_WHAT IS EXPECTED_:
Say how many lines contain the word "with" and give no other text.

(Stored entries)
....................

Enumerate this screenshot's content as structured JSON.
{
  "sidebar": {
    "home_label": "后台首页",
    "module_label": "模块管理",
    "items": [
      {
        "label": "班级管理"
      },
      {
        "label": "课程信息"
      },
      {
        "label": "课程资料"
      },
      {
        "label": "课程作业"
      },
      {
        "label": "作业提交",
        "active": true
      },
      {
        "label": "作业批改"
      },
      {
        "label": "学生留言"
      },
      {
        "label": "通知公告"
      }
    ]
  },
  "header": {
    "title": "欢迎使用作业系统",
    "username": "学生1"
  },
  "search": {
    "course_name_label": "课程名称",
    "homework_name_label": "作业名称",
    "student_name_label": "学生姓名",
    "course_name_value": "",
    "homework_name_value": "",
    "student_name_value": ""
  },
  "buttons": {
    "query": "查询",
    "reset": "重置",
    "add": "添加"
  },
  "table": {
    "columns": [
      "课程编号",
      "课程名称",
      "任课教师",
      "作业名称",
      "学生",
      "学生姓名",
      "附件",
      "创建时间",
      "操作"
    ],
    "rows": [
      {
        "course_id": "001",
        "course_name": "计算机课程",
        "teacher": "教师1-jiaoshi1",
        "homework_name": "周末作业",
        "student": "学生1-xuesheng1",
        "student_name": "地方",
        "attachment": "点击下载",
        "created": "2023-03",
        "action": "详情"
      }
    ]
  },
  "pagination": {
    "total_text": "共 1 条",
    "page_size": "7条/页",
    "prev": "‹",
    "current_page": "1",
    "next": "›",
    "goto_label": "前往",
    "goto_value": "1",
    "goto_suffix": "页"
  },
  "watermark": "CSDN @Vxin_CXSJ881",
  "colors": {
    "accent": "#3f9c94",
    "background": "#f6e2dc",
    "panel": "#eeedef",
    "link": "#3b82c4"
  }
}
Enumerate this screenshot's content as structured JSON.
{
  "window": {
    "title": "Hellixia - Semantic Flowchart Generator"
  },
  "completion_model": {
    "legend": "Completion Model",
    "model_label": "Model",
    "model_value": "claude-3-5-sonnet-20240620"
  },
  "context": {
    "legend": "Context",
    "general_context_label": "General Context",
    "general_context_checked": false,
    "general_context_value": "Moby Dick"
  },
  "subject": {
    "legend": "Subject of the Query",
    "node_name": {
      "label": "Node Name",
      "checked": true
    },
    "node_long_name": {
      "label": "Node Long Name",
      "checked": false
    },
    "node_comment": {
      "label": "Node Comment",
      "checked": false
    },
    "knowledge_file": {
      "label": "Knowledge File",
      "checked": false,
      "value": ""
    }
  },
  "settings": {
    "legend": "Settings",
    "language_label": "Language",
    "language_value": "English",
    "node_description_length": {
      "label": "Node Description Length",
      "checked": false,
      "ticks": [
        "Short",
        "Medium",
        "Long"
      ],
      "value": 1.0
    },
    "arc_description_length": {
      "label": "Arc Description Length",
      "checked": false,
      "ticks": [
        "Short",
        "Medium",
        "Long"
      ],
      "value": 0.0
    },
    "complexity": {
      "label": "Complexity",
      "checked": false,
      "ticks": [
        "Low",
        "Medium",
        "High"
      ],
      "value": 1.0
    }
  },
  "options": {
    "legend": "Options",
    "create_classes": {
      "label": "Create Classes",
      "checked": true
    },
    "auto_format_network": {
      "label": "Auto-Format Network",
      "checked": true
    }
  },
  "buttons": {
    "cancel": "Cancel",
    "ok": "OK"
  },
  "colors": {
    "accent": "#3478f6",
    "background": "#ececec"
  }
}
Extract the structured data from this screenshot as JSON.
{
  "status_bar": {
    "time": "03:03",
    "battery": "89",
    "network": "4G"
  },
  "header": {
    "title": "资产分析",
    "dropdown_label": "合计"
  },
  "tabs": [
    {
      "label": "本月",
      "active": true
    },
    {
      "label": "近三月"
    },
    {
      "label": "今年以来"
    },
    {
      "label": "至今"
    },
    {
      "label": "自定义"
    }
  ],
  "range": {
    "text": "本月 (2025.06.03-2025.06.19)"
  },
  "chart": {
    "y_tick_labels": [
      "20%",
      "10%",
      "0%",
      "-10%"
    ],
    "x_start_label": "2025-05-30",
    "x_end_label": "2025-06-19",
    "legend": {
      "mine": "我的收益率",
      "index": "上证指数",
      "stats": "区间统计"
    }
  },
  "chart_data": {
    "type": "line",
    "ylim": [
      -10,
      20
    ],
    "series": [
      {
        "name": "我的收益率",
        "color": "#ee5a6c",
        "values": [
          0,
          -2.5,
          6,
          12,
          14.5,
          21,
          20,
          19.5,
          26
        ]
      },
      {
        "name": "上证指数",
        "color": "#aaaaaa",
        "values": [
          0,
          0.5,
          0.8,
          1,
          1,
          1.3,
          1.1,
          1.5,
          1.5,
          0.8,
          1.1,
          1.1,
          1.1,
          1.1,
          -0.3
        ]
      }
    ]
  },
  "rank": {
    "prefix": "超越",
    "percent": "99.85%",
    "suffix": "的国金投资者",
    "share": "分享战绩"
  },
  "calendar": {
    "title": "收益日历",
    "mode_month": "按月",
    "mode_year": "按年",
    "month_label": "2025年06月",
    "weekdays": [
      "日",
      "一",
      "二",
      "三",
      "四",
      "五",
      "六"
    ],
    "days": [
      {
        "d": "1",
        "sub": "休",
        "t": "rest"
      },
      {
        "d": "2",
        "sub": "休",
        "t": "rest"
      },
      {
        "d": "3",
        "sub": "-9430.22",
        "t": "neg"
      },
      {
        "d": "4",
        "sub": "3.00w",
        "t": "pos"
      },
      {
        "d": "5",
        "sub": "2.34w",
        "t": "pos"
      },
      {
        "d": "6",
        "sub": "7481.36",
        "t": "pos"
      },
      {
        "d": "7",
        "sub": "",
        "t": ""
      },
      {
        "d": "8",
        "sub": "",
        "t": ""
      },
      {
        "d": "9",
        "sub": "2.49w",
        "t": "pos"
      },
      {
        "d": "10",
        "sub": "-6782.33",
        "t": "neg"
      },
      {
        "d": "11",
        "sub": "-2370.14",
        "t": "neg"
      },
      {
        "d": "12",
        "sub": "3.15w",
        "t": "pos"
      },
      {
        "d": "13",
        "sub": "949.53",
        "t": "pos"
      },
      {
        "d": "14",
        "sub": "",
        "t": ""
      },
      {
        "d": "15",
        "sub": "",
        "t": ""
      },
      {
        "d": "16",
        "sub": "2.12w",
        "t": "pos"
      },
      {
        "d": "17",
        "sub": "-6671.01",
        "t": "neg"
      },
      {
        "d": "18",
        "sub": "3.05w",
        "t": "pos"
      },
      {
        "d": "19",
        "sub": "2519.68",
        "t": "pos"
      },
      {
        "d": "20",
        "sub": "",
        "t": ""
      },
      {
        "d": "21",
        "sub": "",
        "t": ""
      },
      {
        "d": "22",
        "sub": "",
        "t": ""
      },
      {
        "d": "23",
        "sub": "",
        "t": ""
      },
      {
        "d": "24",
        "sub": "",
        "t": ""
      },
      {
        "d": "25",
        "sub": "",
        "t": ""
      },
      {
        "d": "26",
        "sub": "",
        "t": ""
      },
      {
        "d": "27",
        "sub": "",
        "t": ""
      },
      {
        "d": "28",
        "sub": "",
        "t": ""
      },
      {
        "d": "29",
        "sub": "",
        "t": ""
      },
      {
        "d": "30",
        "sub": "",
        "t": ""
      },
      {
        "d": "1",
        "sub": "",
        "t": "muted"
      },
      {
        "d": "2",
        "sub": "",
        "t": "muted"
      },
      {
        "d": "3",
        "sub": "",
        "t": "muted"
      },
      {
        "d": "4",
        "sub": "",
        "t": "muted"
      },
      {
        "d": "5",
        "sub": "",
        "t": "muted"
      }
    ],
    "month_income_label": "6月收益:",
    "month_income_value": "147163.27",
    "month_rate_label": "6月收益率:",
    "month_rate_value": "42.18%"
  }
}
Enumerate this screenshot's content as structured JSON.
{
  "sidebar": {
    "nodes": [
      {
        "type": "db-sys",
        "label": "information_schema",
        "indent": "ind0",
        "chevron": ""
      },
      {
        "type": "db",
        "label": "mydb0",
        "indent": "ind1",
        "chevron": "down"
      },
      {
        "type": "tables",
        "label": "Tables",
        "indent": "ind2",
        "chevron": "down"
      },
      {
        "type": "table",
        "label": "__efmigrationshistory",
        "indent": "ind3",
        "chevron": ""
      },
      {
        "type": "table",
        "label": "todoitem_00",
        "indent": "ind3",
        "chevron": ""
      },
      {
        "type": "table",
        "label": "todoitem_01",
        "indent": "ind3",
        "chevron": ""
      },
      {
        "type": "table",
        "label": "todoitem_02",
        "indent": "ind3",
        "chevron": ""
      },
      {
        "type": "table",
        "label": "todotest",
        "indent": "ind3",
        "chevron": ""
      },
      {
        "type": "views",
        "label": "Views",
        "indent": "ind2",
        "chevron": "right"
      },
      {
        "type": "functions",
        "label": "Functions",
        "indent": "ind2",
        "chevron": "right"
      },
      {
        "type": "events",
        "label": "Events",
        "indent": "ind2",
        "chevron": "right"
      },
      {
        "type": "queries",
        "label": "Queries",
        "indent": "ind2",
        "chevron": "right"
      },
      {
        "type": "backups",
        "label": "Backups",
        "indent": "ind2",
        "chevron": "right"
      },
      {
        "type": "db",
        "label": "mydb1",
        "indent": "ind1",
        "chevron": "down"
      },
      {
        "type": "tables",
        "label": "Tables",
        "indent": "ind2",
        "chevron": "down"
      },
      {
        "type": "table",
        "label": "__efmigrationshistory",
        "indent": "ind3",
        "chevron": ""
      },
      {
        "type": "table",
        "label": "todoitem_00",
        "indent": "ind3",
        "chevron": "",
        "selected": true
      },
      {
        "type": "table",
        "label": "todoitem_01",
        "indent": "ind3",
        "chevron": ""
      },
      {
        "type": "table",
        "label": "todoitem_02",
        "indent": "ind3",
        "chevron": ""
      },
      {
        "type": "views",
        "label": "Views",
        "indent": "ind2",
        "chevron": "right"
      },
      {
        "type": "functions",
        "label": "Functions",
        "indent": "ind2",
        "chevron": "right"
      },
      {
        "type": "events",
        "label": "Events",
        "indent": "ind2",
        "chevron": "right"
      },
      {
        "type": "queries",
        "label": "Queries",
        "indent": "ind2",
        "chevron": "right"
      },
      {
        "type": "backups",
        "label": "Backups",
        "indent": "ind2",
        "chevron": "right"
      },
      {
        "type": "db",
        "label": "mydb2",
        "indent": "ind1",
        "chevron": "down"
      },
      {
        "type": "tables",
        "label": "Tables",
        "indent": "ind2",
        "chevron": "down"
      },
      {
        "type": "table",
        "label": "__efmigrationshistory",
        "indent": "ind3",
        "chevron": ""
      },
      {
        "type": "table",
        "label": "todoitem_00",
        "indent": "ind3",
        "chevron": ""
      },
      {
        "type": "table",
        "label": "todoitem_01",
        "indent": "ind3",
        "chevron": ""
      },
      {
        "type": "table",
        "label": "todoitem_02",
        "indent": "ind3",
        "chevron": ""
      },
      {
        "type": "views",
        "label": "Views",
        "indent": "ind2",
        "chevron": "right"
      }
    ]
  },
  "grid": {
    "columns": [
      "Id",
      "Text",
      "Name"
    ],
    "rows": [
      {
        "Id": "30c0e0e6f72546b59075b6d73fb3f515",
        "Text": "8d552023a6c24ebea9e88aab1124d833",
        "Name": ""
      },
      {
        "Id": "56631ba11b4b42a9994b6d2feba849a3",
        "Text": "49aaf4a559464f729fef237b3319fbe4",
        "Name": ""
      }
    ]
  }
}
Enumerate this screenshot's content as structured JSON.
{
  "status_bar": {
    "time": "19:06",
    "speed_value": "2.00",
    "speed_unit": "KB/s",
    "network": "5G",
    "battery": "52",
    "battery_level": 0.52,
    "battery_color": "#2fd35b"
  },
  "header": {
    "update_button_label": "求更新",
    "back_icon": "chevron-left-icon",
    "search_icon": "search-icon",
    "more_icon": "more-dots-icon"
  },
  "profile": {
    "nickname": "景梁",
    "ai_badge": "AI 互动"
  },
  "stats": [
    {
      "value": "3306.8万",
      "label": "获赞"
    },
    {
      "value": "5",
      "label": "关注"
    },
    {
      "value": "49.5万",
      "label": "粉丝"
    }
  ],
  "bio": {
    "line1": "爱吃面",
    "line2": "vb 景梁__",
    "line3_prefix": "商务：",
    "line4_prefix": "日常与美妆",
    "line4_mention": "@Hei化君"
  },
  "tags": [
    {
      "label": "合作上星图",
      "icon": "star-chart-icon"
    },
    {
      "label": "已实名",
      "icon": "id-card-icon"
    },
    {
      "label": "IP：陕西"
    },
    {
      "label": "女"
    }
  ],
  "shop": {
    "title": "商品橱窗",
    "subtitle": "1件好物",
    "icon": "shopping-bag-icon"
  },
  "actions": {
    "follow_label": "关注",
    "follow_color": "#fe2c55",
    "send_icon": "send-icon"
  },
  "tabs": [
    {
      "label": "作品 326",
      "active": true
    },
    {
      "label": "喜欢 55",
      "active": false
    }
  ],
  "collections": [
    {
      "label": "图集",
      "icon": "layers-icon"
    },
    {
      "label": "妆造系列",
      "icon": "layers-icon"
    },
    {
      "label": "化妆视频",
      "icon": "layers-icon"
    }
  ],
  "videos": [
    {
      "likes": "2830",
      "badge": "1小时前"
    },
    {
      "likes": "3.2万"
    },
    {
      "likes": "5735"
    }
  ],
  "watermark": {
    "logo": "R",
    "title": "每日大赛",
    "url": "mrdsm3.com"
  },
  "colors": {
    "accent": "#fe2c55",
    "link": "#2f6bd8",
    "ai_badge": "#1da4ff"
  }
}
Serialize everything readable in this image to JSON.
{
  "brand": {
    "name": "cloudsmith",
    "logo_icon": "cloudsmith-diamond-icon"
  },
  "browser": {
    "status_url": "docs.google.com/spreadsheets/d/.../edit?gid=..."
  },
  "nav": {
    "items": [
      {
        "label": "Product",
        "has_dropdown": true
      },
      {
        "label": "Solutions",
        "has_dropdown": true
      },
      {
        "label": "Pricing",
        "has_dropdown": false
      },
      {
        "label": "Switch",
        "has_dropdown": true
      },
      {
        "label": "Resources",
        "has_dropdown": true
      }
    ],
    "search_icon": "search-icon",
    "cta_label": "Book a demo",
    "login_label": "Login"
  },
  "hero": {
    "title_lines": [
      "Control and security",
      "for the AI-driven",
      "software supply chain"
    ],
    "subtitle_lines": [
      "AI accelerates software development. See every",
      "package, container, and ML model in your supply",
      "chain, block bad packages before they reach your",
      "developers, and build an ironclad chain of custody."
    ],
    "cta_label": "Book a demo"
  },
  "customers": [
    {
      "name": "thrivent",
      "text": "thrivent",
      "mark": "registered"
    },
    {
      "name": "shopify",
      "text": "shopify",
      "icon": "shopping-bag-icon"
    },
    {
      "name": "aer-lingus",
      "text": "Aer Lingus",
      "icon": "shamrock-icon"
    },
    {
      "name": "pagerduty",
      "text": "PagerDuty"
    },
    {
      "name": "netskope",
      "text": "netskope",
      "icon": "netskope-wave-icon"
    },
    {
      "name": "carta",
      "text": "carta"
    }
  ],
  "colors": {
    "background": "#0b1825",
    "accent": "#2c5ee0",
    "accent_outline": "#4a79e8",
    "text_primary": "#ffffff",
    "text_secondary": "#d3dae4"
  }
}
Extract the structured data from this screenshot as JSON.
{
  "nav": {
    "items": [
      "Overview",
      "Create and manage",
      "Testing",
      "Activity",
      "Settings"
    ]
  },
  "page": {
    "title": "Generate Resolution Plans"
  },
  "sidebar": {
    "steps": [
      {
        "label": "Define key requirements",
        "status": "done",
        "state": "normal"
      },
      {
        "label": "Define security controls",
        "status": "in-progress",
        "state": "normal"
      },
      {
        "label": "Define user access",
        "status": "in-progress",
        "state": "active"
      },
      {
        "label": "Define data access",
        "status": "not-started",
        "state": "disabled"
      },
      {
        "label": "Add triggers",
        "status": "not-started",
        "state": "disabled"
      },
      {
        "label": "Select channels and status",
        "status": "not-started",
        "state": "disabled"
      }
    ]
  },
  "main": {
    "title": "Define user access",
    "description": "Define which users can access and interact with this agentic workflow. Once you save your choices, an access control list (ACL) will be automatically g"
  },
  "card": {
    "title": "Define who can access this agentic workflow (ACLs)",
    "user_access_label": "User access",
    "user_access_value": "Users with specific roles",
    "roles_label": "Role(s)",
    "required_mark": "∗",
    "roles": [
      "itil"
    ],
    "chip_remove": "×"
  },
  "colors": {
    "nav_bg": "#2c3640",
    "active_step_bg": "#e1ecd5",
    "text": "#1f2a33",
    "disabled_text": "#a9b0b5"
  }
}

....................

_IN RESPONSE_:
2